This article is part of our series on “Transition 2 Hydrogen”, covering suppliers whose technologies and solutions will contribute to the switch to burning 100% hydrogen in gas turbines, and to the rollout of hydrogen solutions in power generation, energy storage, electrolyzer technology, and pipeline/distribution. To register for monthly updates, CLICK HERE

Current capabilities of gas turbines burning high-hydrogen fuel mixtures

As a highly efficient well-established and versatile technology, today’s natural gas-fired turbine systems are contributing to a smooth transition towards a decarbonized future centered on their ability to also burn hydrogen fuel.

Already existing assets and infrastructure can be used with today’s gas turbine technology adapted for hydrogen operation to drastically reduce the carbon footprint of electric power generation and oil & gas sectors of industry.

Driven by this vision, considerable efforts have been launched by gas turbine OEMs to determine more clearly how much hydrogen can be tolerated by existing gas turbine designs. And to assess the adverse impact of hydrogen combustion on design (e.g., shortened lifetime of hot gas path components) and on performance (higher Nox emissions).

First order of business has been to qualify existing gas turbines for operation on a low blend of hydrogen and natural gas fuel mixtures while developing the engineering technologies needed to safely and reliably operate on 100% hydrogen fuel.

Historically, extensive operating (and design) experience with high hydrogen content fuels has been accumulated with gas turbines developed for the combustion of syngas derived from gasification of fossil fuels and biomass.

Depending upon feedstock and gasification technology used, their hydrogen concentration has ranged between 30 and 60% by volume hydrogen, with remaining fuel component being mainly carbon monoxide .

Most major gas turbine OEMs today offer specialized gas turbine products (originally developed for syngas applications) capable of running on blended natural gas and hydrogen fuel mixtures with high hydrogen content (about 60% by volume) and, sometimes, even up 100% hydrogen. But today’s high volume hydrogen mixes produce very high Nox emissions, which is more damaging than CO2: according to the US Environmental Protection Agency, “the impact of 1 pound of N₂O on warming the atmosphere is almost 300 times that of 1 pound of carbon dioxide.”

Today’s designs combine simple diffusion burner combustion technology with dilution (steam, water or nitrogen) to cope with the challenging properties of highly reactive fuel mixtures. However, diffusion combustion cannot match low Nox emission values (25ppm) guaranteed by advanced gas turbine dry low emissions (DLE) premix combustion technology.

Long range hydrogen target

The goal of industry research and development is to match state-of-the-art dry low Nox emissions (below 25ppm) while operating on fuel gas mixtures containing increasing percentages of hydrogen up to 100% H2.

● ● ● ●

* [EXERCISES TO COMPLETE]
[1] For each statement about the article on hydrogen gas turbines, state yes or no and quote the deciding words of the article.
(a) Syngas from gasification has contained between 30 and 60% hydrogen by volume.
(b) Diffusion combustion can reach the low NOx values guaranteed by dry low emissions premix technology.
(c) The industry aims for NOx below 25ppm while burning fuel mixtures with up to 100% hydrogen.
[2] In the article on hydrogen gas turbines, take the part that opens with the words containing "Already existing assets" and closes with "sectors of industry.", and write it out again with "drastically" swapped for "substantially".
[3] Please answer these questions from the article on hydrogen gas turbines, marking each answer with its letter.
(a) What hydrogen content can the specialized products of most major OEMs run on?
(b) Which dilution media are combined with diffusion burner combustion in today's designs?
(c) What is the remaining fuel component of syngas mainly made of?
The records that follow have no connection to the text above.

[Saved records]

● ● ● ●

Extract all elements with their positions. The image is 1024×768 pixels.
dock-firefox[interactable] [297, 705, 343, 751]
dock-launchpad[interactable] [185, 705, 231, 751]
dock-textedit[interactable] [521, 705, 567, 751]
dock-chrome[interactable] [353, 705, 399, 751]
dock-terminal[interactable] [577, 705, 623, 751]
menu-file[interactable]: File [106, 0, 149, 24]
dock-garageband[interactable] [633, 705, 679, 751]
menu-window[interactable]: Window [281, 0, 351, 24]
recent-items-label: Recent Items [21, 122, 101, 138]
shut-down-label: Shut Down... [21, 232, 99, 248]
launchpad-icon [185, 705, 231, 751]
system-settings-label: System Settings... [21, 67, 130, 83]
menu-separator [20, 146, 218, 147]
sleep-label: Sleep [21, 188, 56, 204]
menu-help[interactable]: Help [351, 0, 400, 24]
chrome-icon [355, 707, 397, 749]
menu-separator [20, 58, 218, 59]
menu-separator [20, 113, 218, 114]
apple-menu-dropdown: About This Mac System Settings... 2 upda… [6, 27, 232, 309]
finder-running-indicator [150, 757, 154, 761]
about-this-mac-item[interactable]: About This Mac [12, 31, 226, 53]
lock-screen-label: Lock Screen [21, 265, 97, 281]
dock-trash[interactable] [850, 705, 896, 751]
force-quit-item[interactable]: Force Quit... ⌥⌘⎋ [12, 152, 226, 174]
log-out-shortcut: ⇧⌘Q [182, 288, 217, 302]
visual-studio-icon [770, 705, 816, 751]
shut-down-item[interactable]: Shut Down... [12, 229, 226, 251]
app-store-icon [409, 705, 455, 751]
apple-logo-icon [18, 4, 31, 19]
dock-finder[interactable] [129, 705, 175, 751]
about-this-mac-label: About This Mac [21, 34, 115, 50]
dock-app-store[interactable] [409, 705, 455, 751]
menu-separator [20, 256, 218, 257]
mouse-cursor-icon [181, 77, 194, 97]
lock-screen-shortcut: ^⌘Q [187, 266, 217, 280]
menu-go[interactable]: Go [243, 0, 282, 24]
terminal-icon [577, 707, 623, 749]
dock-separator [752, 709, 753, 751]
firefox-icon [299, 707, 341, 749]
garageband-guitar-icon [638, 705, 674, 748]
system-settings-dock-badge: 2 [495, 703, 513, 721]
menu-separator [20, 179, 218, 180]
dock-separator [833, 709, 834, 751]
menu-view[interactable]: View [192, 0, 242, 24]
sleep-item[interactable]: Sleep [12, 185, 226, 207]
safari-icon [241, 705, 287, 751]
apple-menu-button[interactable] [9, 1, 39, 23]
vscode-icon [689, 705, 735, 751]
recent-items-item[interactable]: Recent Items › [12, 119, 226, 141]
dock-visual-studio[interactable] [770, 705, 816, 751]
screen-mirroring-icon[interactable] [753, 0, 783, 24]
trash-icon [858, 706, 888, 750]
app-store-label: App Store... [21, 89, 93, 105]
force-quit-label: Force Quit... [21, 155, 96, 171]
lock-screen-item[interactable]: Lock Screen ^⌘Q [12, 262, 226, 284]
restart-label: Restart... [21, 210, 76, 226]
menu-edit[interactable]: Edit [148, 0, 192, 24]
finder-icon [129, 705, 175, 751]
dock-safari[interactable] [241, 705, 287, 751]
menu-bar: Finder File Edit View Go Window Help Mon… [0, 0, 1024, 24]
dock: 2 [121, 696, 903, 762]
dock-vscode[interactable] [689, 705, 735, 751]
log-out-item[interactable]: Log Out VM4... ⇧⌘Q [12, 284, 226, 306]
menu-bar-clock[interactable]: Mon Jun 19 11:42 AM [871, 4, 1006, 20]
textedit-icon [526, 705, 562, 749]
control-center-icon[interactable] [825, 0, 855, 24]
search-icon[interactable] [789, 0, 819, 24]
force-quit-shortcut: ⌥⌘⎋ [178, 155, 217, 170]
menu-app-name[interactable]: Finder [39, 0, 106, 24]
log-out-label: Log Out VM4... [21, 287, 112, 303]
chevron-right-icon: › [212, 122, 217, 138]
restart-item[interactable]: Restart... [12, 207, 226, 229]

● ● ● ●

* [RESPONSES TO THE TASKS]
[1]
(a) Yes: "their hydrogen concentration has ranged between 30 and 60% by volume hydrogen"
(b) No: "diffusion combustion cannot match low Nox emission values (25ppm)"
(c) Yes: "match state-of-the-art dry low Nox emissions (below 25ppm) while operating on fuel gas mixtures containing increasing percentages of hydrogen up to 100% H2"

[2]
Already existing assets and infrastructure can be used with today’s gas turbine technology adapted for hydrogen operation to substantially reduce the carbon footprint of electric power generation and oil & gas sectors of industry.

[3]
(a) About 60% by volume, and sometimes up to 100% hydrogen.
(b) Steam, water or nitrogen.
(c) Carbon monoxide.